Output every line below without omitting or altering anything.

[Rows from a dataset]
----
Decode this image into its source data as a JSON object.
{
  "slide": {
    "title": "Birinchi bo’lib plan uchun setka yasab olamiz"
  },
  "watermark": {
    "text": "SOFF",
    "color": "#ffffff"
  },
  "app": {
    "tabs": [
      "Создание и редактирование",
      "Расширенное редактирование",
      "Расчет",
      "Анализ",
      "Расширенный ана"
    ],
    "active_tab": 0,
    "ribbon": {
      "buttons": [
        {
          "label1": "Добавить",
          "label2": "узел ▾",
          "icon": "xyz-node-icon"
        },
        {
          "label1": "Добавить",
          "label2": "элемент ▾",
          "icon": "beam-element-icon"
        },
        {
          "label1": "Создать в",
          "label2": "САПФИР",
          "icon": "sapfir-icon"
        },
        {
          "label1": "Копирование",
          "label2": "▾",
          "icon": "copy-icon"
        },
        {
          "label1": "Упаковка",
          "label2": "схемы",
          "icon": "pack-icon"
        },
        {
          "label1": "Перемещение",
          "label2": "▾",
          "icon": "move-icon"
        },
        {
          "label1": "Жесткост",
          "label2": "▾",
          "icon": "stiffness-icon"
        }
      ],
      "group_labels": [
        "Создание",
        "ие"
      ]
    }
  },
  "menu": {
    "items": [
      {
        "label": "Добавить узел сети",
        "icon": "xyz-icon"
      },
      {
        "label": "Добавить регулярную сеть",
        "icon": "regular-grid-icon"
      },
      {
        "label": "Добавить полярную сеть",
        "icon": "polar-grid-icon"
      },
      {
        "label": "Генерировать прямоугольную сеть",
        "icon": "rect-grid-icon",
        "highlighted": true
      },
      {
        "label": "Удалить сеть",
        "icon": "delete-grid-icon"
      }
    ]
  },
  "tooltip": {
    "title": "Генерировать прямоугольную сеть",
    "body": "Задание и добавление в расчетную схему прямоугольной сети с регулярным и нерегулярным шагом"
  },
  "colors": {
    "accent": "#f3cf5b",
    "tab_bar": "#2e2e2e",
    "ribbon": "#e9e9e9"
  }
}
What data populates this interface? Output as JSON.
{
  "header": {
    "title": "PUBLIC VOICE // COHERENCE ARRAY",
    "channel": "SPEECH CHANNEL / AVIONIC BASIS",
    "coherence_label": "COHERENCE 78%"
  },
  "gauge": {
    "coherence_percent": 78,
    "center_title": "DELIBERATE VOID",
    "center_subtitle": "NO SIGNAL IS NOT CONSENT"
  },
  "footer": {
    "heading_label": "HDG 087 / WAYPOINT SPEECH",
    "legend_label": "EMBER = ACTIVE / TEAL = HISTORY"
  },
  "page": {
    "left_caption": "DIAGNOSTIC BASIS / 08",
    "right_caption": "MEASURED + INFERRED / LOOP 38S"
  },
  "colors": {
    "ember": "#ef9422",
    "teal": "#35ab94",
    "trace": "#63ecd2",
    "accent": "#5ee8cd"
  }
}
----
**Solution to this task**
Decode this image into its source data as a JSON object.
{
  "slide": {
    "title": "Birinchi bo’lib plan uchun setka yasab olamiz"
  },
  "watermark": {
    "text": "SOFF",
    "color": "#ffffff"
  },
  "app": {
    "tabs": [
      "Создание и редактирование",
      "Расширенное редактирование",
      "Расчет",
      "Анализ",
      "Расширенный ана"
    ],
    "active_tab": 0,
    "ribbon": {
      "buttons": [
        {
          "label1": "Добавить",
          "label2": "узел ▾",
          "icon": "xyz-node-icon"
        },
        {
          "label1": "Добавить",
          "label2": "элемент ▾",
          "icon": "beam-element-icon"
        },
        {
          "label1": "Создать в",
          "label2": "САПФИР",
          "icon": "sapfir-icon"
        },
        {
          "label1": "Копирование",
          "label2": "▾",
          "icon": "copy-icon"
        },
        {
          "label1": "Упаковка",
          "label2": "схемы",
          "icon": "pack-icon"
        },
        {
          "label1": "Перемещение",
          "label2": "▾",
          "icon": "move-icon"
        },
        {
          "label1": "Жесткост",
          "label2": "▾",
          "icon": "stiffness-icon"
        }
      ],
      "group_labels": [
        "Создание",
        "ие"
      ]
    }
  },
  "menu": {
    "items": [
      {
        "label": "Добавить узел сети",
        "icon": "xyz-icon"
      },
      {
        "label": "Добавить регулярную сеть",
        "icon": "regular-grid-icon"
      },
      {
        "label": "Добавить полярную сеть",
        "icon": "polar-grid-icon"
      },
      {
        "label": "Генерировать прямоугольную сеть",
        "icon": "rect-grid-icon",
        "highlighted": true
      },
      {
        "label": "Удалить сеть",
        "icon": "delete-grid-icon"
      }
    ]
  },
  "tooltip": {
    "title": "Генерировать прямоугольную сеть",
    "body": "Задание и добавление в расчетную схему прямоугольной сети с регулярным и нерегулярным шагом"
  },
  "colors": {
    "accent": "#f3cf5b",
    "tab_bar": "#2e2e2e",
    "ribbon": "#e9e9e9"
  }
}
What data populates this interface? Output as JSON.
{
  "header": {
    "title": "PUBLIC VOICE // COHERENCE ARRAY",
    "channel": "SPEECH CHANNEL / AVIONIC BASIS",
    "coherence_label": "COHERENCE 78%"
  },
  "gauge": {
    "coherence_percent": 78,
    "center_title": "DELIBERATE VOID",
    "center_subtitle": "NO SIGNAL IS NOT CONSENT"
  },
  "footer": {
    "heading_label": "HDG 087 / WAYPOINT SPEECH",
    "legend_label": "EMBER = ACTIVE / TEAL = HISTORY"
  },
  "page": {
    "left_caption": "DIAGNOSTIC BASIS / 08",
    "right_caption": "MEASURED + INFERRED / LOOP 38S"
  },
  "colors": {
    "ember": "#ef9422",
    "teal": "#35ab94",
    "trace": "#63ecd2",
    "accent": "#5ee8cd"
  }
}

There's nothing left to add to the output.